╭──
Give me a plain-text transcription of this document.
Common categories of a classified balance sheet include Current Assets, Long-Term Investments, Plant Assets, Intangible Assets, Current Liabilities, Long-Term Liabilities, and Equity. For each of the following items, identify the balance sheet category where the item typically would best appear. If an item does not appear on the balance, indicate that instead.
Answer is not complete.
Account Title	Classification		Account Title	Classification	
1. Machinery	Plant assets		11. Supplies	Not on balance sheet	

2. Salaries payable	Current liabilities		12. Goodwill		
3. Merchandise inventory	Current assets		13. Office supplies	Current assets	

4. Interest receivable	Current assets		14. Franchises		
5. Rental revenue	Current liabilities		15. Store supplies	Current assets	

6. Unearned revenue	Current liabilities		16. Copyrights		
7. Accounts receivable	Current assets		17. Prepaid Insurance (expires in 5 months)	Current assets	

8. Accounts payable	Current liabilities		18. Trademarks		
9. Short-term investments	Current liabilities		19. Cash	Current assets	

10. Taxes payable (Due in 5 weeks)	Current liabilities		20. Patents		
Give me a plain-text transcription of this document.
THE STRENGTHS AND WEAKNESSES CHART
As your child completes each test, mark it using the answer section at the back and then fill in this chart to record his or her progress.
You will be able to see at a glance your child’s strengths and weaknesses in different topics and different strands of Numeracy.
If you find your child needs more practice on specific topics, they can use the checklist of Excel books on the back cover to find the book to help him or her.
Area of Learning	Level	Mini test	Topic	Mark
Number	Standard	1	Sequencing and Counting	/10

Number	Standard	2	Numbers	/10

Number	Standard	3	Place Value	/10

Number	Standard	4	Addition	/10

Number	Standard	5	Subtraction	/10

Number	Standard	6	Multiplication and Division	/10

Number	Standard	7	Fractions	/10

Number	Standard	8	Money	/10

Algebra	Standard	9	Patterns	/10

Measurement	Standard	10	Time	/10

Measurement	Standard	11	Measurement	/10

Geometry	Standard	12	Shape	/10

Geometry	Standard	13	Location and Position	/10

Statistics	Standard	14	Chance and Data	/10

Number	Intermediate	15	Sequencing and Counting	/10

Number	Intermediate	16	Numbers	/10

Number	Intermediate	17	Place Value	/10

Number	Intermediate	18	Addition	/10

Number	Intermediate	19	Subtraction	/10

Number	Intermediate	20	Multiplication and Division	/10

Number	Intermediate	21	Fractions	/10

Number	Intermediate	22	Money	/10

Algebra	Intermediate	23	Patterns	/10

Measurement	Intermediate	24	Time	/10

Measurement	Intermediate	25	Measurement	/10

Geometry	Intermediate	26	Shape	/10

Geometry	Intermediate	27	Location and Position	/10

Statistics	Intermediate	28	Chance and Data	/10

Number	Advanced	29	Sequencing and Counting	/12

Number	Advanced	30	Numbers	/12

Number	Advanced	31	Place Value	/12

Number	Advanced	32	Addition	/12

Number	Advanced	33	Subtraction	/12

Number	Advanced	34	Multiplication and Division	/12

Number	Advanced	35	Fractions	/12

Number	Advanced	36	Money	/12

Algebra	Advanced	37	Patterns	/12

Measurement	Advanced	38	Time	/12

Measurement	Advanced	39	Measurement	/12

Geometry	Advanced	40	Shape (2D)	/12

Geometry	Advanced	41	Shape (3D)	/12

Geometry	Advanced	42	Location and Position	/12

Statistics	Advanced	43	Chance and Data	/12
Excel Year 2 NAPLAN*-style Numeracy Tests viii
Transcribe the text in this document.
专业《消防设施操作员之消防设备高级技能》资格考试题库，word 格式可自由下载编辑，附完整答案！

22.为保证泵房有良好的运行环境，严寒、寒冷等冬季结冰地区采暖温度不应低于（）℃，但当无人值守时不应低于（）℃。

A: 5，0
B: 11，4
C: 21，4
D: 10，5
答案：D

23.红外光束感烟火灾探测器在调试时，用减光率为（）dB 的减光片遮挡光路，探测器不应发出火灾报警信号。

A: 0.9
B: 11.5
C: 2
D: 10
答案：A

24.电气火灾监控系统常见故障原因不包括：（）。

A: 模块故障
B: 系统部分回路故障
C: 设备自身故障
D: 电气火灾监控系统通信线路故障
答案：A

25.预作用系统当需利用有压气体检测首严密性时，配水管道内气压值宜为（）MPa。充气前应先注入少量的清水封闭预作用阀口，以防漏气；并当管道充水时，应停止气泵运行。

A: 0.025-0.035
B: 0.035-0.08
╰──
→ THE REQUEST
Give the number of lines in the listing above that contain "child", and nothing else.

→ THE RESPONSE
3